Work through the data below and give the number of lines holding "with", nothing more.

> **Data to process**

_____

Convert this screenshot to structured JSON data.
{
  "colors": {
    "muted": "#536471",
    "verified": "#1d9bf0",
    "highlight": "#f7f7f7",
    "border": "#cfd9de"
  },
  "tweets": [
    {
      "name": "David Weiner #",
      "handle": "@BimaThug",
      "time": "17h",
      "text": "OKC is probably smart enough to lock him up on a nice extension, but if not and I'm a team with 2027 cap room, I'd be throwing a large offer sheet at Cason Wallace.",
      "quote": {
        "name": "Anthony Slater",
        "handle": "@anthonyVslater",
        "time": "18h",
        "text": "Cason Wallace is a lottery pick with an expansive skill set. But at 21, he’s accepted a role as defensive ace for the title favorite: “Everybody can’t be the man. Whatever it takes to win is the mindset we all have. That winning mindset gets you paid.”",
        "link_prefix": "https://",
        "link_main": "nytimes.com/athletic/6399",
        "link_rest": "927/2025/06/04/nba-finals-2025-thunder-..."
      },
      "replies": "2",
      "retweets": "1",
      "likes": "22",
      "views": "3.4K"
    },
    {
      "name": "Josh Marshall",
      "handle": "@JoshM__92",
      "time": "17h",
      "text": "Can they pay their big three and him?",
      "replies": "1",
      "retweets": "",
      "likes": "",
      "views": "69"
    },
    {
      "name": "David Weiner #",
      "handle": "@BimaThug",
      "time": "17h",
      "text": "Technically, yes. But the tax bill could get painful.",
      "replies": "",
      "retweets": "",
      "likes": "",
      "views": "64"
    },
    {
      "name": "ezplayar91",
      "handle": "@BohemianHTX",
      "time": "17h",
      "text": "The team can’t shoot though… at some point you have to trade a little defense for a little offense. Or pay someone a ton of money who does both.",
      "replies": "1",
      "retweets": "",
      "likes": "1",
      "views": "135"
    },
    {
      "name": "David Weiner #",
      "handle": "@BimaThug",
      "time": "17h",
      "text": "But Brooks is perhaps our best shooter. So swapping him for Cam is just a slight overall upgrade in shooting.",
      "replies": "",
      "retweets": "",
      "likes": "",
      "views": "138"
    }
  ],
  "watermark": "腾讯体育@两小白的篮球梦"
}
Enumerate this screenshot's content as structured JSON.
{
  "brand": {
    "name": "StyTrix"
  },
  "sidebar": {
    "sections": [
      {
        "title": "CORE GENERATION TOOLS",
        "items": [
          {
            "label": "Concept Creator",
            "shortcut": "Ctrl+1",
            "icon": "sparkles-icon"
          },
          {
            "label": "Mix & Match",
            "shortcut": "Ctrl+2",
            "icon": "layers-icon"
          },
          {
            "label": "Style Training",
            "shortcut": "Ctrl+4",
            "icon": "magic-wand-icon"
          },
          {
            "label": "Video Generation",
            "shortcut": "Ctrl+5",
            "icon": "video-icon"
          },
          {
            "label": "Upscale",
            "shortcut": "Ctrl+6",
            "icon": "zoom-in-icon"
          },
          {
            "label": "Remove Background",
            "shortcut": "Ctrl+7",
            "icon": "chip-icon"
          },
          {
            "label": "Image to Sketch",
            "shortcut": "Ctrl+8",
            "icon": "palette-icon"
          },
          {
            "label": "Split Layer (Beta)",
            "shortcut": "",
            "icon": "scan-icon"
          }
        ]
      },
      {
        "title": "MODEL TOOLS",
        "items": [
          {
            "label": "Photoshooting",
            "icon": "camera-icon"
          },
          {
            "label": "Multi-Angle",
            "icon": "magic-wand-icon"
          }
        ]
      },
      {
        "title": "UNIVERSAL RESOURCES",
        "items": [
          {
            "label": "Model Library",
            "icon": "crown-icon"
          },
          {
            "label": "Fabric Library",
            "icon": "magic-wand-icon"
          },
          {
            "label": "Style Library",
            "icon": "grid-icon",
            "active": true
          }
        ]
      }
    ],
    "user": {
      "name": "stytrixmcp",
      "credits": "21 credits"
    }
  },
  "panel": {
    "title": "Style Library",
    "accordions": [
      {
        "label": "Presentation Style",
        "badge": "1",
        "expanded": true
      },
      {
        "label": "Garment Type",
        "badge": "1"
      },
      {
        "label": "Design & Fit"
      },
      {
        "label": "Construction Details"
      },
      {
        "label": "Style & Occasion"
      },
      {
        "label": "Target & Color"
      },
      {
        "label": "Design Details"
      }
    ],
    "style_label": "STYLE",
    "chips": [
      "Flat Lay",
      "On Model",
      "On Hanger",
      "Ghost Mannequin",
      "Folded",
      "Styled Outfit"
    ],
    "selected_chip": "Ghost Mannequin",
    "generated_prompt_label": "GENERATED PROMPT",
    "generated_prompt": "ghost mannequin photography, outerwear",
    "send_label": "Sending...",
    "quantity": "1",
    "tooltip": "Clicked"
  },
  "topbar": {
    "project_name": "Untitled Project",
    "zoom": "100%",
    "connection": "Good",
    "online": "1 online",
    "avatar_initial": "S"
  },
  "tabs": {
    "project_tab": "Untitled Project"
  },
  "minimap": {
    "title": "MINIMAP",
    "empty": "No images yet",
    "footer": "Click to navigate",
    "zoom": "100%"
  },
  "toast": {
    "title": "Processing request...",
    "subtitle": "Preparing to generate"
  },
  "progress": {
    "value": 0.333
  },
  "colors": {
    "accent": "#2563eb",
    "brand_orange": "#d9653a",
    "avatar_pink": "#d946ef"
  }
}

_____

> **Response below**
2